# What to produce
Keep only the lines of the entries that contain the string "ASIGNADO", and copy each one. Letter case must match.

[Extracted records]

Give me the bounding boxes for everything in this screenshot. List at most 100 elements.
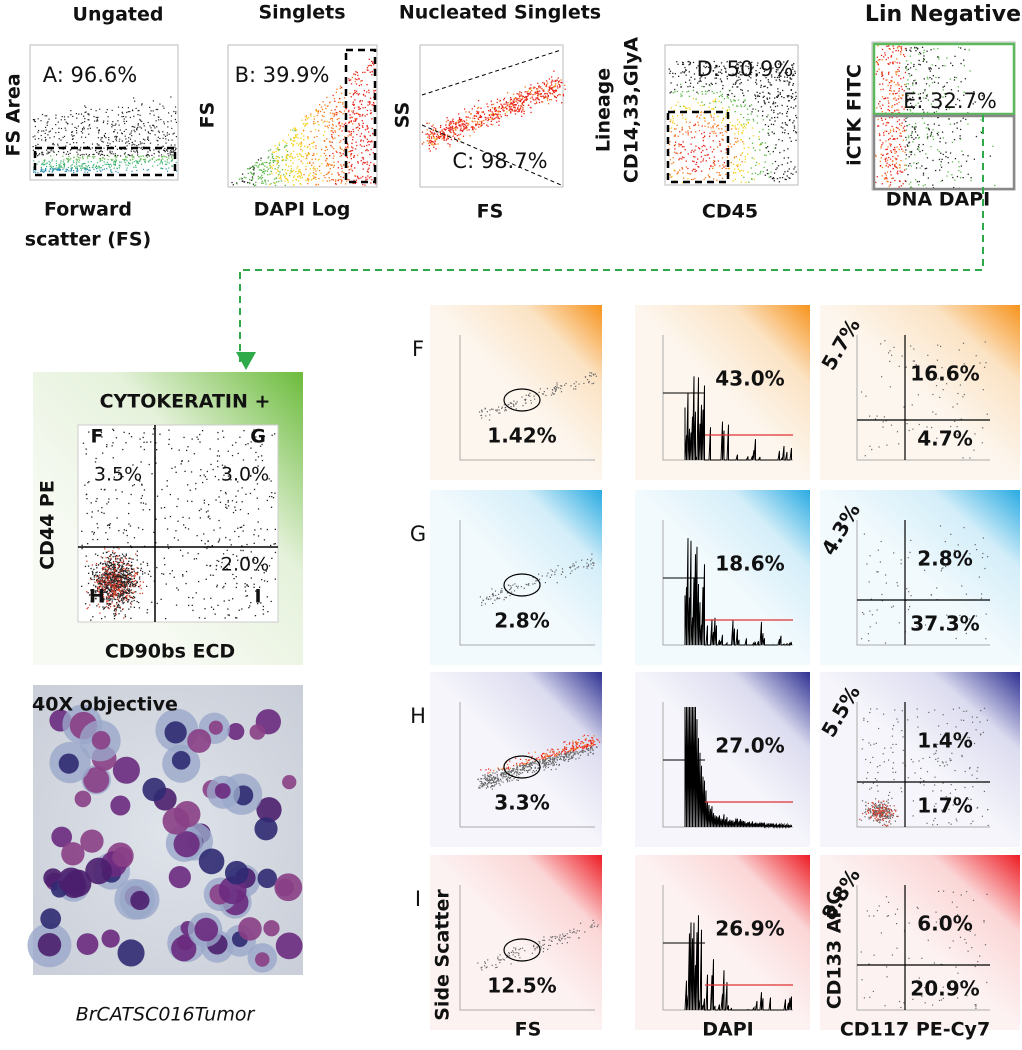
dot: [915, 123, 916, 124]
dot: [455, 126, 456, 127]
dot: [290, 140, 291, 141]
dot: [270, 166, 271, 167]
dot: [364, 146, 365, 147]
dot: [305, 166, 306, 167]
dot: [333, 125, 334, 126]
dot: [115, 581, 116, 582]
dot: [158, 119, 159, 120]
dot: [923, 144, 924, 145]
dot: [331, 130, 332, 131]
dot: [97, 167, 98, 168]
dot: [741, 82, 742, 83]
dot: [77, 169, 78, 170]
dot: [720, 91, 721, 92]
dot: [282, 156, 283, 157]
dot: [128, 523, 129, 524]
dot: [715, 107, 716, 108]
dot: [325, 155, 326, 156]
dot: [99, 170, 100, 171]
dot: [300, 138, 301, 139]
dot: [372, 133, 373, 134]
dot: [87, 157, 88, 158]
dot: [154, 115, 155, 116]
dot: [430, 150, 431, 151]
dot: [370, 72, 371, 73]
dot: [478, 100, 479, 101]
dot: [51, 167, 52, 168]
dot: [463, 136, 464, 137]
dot: [744, 106, 745, 107]
dot: [429, 148, 430, 149]
dot: [914, 154, 915, 155]
dot: [892, 105, 893, 106]
dot: [768, 81, 769, 82]
dot: [253, 169, 254, 170]
dot: [890, 171, 891, 172]
dot: [693, 98, 694, 99]
dot: [277, 156, 278, 157]
dot: [340, 148, 341, 149]
dot: [319, 104, 320, 105]
dot: [336, 126, 337, 127]
dot: [882, 155, 883, 156]
dot: [932, 82, 933, 83]
dot: [719, 174, 720, 175]
dot: [296, 129, 297, 130]
dot: [909, 156, 910, 157]
dot: [467, 130, 468, 131]
dot: [265, 181, 266, 182]
panel-title: CYTOKERATIN +: [100, 391, 271, 413]
dot: [81, 137, 82, 138]
dot: [302, 163, 303, 164]
dot: [722, 96, 723, 97]
dot: [297, 134, 298, 135]
dot: [927, 124, 928, 125]
dot: [350, 135, 351, 136]
dot: [82, 156, 83, 157]
dot: [524, 99, 525, 100]
dot: [476, 116, 477, 117]
dot: [85, 163, 86, 164]
dot: [565, 89, 566, 90]
dot: [115, 159, 116, 160]
dot: [151, 130, 152, 131]
dot: [683, 141, 684, 142]
dot: [35, 126, 36, 127]
dot: [373, 103, 374, 104]
dot: [228, 501, 229, 502]
dot: [98, 510, 99, 511]
dot: [347, 179, 348, 180]
dot: [464, 108, 465, 109]
dot: [689, 96, 690, 97]
dot: [125, 152, 126, 153]
dot: [305, 180, 306, 181]
dot: [289, 175, 290, 176]
dot: [278, 174, 279, 175]
dot: [314, 168, 315, 169]
dot: [233, 184, 234, 185]
dot: [450, 121, 451, 122]
dot: [718, 128, 719, 129]
dot: [115, 146, 116, 147]
dot: [441, 130, 442, 131]
dot: [990, 156, 991, 157]
dot: [227, 608, 228, 609]
dot: [286, 143, 287, 144]
dot: [50, 168, 51, 169]
dot: [368, 65, 369, 66]
dot: [54, 136, 55, 137]
dot: [297, 137, 298, 138]
dot: [34, 121, 35, 122]
dot: [906, 66, 907, 67]
dot: [494, 118, 495, 119]
dot: [925, 168, 926, 169]
dot: [292, 129, 293, 130]
dot: [370, 113, 371, 114]
dot: [353, 105, 354, 106]
dot: [279, 149, 280, 150]
dot: [912, 83, 913, 84]
dot: [688, 64, 689, 65]
dot: [522, 98, 523, 99]
dot: [166, 164, 167, 165]
dot: [266, 162, 267, 163]
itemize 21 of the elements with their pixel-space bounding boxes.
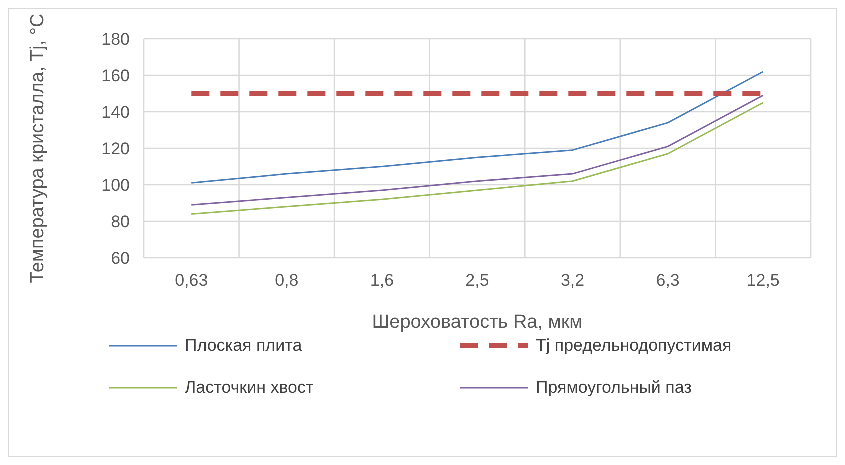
x-tick-label: 0,8 — [275, 271, 299, 290]
x-tick-label: 12,5 — [746, 271, 780, 290]
y-tick-label: 120 — [102, 140, 130, 159]
x-tick-label: 3,2 — [560, 271, 585, 290]
x-tick-label: 2,5 — [466, 271, 490, 290]
x-tick-label: 0,63 — [175, 271, 208, 290]
x-tick-label: 6,3 — [656, 271, 680, 290]
legend-label: Tj предельнодопустимая — [536, 336, 732, 356]
y-tick-label: 180 — [102, 30, 130, 50]
x-tick-label: 1,6 — [370, 271, 394, 290]
legend-label: Ласточкин хвост — [185, 378, 314, 398]
legend-label: Плоская плита — [185, 336, 302, 356]
y-tick-label: 140 — [102, 103, 130, 122]
y-tick-label: 100 — [102, 176, 130, 196]
line-series — [190, 71, 764, 184]
y-axis-title: Температура кристалла, Tj, °C — [28, 14, 49, 284]
y-tick-label: 160 — [102, 66, 130, 86]
legend-label: Прямоугольный паз — [536, 378, 692, 398]
x-axis-title: Шероховатость Ra, мкм — [372, 312, 583, 333]
y-tick-label: 80 — [111, 212, 130, 232]
y-tick-label: 60 — [111, 249, 130, 268]
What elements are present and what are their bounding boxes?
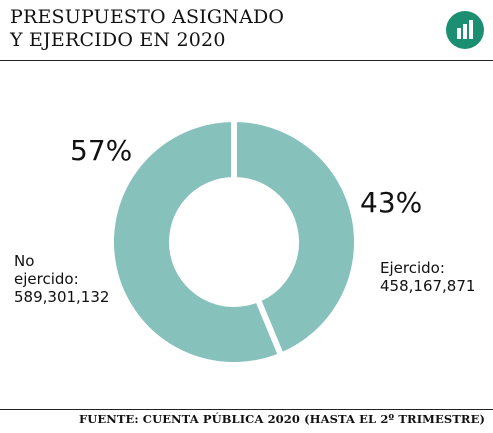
chart-title: PRESUPUESTO ASIGNADO Y EJERCIDO EN 2020 xyxy=(10,6,284,52)
slice-label-ejercido: Ejercido: xyxy=(380,259,445,277)
slice-no-ejercido xyxy=(108,115,286,368)
slice-ejercido xyxy=(231,115,360,360)
slice-label-ejercido-word: ejercido: xyxy=(14,270,79,288)
chart-title-line-1: PRESUPUESTO ASIGNADO xyxy=(10,6,285,28)
percent-label-no-ejercido: 57% xyxy=(70,134,132,167)
header-divider xyxy=(0,60,493,61)
bar-chart-icon xyxy=(457,20,473,39)
percent-label-ejercido: 43% xyxy=(360,186,422,219)
slice-value-ejercido: 458,167,871 xyxy=(380,277,475,295)
slice-label-no: No xyxy=(14,252,34,270)
footer-divider xyxy=(0,409,493,410)
slice-value-no-ejercido: 589,301,132 xyxy=(14,288,109,306)
chart-title-line-2: Y EJERCIDO EN 2020 xyxy=(10,29,226,51)
source-note: FUENTE: CUENTA PÚBLICA 2020 (HASTA EL 2º… xyxy=(78,412,485,426)
logo-badge xyxy=(446,11,484,49)
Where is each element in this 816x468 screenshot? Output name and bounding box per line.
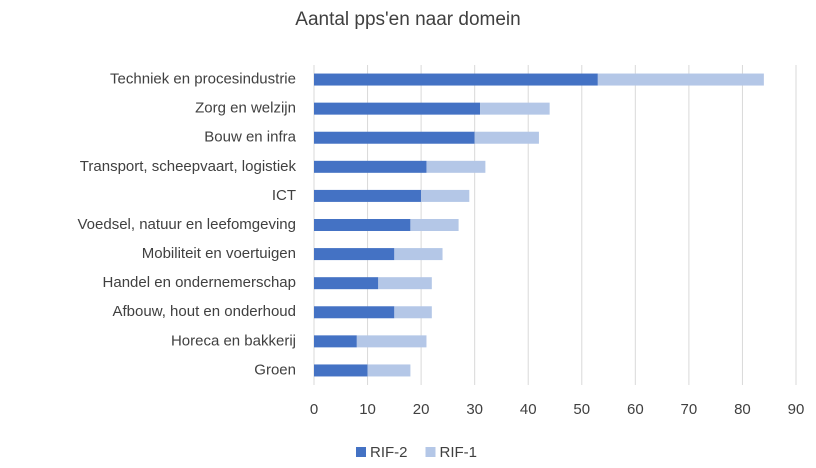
bar: [314, 102, 481, 115]
x-tick-label: 30: [466, 401, 483, 418]
legend-swatch: [425, 447, 436, 457]
y-tick-label: Mobiliteit en voertuigen: [142, 245, 296, 262]
bar: [394, 306, 432, 319]
bar: [314, 364, 368, 377]
bar: [378, 277, 432, 290]
x-tick-label: 90: [788, 401, 805, 418]
y-tick-label: Voedsel, natuur en leefomgeving: [78, 216, 297, 233]
bar: [597, 73, 764, 86]
y-tick-label: Zorg en welzijn: [195, 100, 296, 117]
y-tick-label: Transport, scheepvaart, logistiek: [80, 158, 297, 175]
y-tick-label: Techniek en procesindustrie: [110, 71, 296, 88]
legend-label: RIF-1: [440, 444, 478, 461]
bar: [421, 189, 470, 202]
bar: [356, 335, 427, 348]
y-tick-label: Bouw en infra: [204, 129, 296, 146]
x-tick-label: 10: [359, 401, 376, 418]
x-tick-label: 0: [310, 401, 318, 418]
chart-title: Aantal pps'en naar domein: [295, 9, 520, 30]
bar: [394, 248, 443, 261]
x-tick-label: 50: [573, 401, 590, 418]
bar: [314, 160, 427, 173]
bar: [474, 131, 539, 144]
y-tick-label: Handel en ondernemerschap: [103, 274, 296, 291]
x-tick-label: 60: [627, 401, 644, 418]
y-tick-label: Groen: [254, 361, 296, 378]
y-tick-label: Horeca en bakkerij: [171, 332, 296, 349]
bar: [367, 364, 411, 377]
bar: [314, 131, 475, 144]
y-tick-label: Afbouw, hout en onderhoud: [113, 303, 297, 320]
x-tick-label: 40: [520, 401, 537, 418]
y-tick-label: ICT: [272, 187, 296, 204]
bar: [480, 102, 550, 115]
bar: [314, 277, 379, 290]
x-tick-label: 80: [734, 401, 751, 418]
x-tick-label: 70: [681, 401, 698, 418]
legend-swatch: [356, 447, 366, 457]
legend-label: RIF-2: [370, 444, 408, 461]
bar: [314, 189, 422, 202]
bar: [314, 73, 598, 86]
bar: [314, 335, 357, 348]
x-tick-label: 20: [413, 401, 430, 418]
bar: [314, 219, 411, 231]
bar: [314, 306, 395, 319]
bar: [314, 248, 395, 261]
bar: [410, 219, 459, 231]
bar: [426, 160, 486, 173]
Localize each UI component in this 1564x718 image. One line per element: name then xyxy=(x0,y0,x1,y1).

# Result for this task
chart-title: PRESUPUESTO ASIGNADO Y EJERCIDO EN 2020 xyxy=(10,6,284,52)
chart-title-line-1: PRESUPUESTO ASIGNADO xyxy=(10,6,285,28)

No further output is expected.